Information supplied:
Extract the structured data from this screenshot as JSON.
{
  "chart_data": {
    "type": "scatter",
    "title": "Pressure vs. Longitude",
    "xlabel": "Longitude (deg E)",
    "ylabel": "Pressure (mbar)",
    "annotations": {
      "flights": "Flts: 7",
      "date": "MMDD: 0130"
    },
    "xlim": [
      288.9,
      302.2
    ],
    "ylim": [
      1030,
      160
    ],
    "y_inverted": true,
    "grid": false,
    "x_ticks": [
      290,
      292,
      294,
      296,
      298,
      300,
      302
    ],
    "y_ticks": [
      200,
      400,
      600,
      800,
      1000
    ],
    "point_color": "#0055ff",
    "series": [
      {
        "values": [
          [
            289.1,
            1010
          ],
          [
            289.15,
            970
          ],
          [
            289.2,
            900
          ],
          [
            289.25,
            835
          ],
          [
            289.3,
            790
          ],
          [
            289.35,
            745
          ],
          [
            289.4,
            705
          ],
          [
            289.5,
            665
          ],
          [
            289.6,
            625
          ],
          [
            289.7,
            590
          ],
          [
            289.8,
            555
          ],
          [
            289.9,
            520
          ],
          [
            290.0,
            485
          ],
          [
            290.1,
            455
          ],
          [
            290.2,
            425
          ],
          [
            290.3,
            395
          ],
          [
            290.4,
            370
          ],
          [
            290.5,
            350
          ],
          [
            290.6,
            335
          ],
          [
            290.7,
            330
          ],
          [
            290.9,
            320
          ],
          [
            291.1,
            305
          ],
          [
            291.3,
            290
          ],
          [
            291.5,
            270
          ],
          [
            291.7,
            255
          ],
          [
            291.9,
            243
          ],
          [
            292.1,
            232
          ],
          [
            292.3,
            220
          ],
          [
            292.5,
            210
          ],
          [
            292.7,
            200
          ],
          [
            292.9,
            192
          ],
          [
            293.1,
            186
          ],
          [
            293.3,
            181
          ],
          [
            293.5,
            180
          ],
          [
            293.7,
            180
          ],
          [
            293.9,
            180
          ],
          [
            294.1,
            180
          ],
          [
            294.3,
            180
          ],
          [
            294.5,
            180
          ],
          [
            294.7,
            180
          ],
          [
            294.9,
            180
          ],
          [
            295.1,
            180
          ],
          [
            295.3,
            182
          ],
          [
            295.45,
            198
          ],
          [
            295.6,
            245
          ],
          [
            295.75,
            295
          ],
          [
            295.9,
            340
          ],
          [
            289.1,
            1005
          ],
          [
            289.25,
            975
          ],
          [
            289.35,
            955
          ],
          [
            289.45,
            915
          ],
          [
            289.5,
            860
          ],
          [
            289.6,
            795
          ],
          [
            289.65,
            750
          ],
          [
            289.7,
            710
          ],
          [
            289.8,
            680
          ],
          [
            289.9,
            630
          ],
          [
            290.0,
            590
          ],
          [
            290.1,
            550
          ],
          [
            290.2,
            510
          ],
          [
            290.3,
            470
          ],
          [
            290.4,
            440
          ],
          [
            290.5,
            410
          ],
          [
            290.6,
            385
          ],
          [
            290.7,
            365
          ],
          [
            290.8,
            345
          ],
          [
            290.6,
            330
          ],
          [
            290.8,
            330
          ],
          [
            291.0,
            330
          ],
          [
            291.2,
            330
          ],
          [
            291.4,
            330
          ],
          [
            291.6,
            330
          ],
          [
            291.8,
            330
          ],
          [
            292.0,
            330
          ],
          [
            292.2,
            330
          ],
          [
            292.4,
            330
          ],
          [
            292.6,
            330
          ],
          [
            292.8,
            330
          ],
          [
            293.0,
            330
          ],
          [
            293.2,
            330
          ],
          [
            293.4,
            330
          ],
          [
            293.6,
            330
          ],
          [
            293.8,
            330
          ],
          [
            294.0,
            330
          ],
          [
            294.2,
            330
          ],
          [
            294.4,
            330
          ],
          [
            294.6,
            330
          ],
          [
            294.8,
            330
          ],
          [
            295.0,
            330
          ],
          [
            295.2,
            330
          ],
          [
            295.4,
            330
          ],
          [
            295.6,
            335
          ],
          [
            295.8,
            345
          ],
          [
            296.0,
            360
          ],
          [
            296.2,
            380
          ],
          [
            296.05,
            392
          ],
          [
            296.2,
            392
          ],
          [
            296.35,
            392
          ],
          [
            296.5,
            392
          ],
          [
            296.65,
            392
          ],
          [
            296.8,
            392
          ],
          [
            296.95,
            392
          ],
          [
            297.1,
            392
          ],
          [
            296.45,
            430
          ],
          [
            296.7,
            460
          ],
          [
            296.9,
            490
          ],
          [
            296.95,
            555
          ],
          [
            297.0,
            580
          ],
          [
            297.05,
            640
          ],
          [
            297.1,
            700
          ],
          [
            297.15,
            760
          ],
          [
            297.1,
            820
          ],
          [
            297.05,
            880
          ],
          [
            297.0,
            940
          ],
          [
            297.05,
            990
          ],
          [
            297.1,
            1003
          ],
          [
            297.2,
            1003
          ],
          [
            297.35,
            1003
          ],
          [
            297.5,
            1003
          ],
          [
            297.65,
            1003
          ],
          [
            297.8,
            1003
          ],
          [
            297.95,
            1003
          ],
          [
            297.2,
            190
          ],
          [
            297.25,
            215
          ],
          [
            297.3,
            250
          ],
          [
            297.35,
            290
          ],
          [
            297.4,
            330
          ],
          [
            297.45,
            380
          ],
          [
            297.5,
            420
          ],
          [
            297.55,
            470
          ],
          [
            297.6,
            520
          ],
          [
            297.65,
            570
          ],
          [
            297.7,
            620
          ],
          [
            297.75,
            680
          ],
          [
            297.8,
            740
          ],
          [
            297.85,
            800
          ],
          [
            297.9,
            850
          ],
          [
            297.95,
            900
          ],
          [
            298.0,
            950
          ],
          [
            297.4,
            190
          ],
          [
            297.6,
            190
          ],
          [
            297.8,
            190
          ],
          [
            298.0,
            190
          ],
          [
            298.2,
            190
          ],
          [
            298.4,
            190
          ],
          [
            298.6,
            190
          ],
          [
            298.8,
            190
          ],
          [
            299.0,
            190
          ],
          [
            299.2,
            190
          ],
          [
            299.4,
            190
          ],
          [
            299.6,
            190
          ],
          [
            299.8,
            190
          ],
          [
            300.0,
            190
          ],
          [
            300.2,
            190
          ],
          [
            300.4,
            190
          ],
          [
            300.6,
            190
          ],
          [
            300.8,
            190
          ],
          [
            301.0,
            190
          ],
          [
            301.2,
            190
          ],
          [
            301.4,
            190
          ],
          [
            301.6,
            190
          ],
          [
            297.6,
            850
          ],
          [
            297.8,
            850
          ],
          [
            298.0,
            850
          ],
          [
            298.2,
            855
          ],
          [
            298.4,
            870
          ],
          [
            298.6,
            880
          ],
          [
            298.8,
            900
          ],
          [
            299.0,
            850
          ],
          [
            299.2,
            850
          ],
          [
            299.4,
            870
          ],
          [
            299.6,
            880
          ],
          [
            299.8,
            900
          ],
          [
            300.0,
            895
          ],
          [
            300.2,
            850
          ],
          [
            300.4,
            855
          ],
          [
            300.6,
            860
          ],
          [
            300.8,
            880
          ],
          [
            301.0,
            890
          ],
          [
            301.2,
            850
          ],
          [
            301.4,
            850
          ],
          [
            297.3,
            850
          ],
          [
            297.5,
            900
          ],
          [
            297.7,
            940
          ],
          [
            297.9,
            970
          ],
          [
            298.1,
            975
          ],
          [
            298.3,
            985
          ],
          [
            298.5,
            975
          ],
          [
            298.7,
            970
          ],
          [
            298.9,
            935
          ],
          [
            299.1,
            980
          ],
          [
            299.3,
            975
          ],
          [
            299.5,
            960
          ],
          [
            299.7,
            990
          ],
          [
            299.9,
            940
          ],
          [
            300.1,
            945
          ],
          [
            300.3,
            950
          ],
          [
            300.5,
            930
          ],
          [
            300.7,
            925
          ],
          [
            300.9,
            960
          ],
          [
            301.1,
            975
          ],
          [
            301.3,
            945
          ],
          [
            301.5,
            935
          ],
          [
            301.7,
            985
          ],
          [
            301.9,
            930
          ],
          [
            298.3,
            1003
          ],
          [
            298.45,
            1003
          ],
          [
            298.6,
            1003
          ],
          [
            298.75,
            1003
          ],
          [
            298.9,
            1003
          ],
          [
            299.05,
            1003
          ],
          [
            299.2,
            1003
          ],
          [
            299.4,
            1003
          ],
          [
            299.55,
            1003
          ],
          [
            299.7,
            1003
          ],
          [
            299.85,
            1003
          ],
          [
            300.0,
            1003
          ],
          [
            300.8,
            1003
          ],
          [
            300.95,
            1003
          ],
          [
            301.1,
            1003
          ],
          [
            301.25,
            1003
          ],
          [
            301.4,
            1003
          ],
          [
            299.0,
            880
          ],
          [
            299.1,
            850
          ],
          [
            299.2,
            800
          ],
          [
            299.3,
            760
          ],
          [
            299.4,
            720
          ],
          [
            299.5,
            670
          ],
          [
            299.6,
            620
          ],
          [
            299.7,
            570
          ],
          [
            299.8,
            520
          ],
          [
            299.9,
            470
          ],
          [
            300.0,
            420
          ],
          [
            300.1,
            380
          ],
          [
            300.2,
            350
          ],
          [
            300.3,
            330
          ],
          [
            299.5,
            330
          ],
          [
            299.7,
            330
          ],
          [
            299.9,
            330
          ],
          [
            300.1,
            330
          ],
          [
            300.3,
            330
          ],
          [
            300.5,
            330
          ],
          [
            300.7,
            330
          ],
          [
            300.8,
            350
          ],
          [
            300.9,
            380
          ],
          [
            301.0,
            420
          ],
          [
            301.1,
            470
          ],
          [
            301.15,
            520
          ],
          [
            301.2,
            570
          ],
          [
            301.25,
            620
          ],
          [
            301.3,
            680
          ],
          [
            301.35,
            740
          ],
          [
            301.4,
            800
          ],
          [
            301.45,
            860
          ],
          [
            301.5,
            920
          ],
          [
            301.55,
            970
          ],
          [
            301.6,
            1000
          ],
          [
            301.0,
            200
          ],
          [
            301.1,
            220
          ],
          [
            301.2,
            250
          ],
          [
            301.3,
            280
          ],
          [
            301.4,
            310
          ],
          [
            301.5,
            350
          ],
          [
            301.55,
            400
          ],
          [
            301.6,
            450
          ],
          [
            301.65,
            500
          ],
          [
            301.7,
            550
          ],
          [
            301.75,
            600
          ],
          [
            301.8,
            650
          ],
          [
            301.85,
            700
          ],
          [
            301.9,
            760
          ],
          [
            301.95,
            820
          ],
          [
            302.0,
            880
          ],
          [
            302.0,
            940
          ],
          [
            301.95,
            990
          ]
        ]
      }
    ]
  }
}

What you will do: Check each line above for the word "Pressure", and copy the lines where it appears.

Correct answer:
    "title": "Pressure vs. Longitude",
    "ylabel": "Pressure (mbar)",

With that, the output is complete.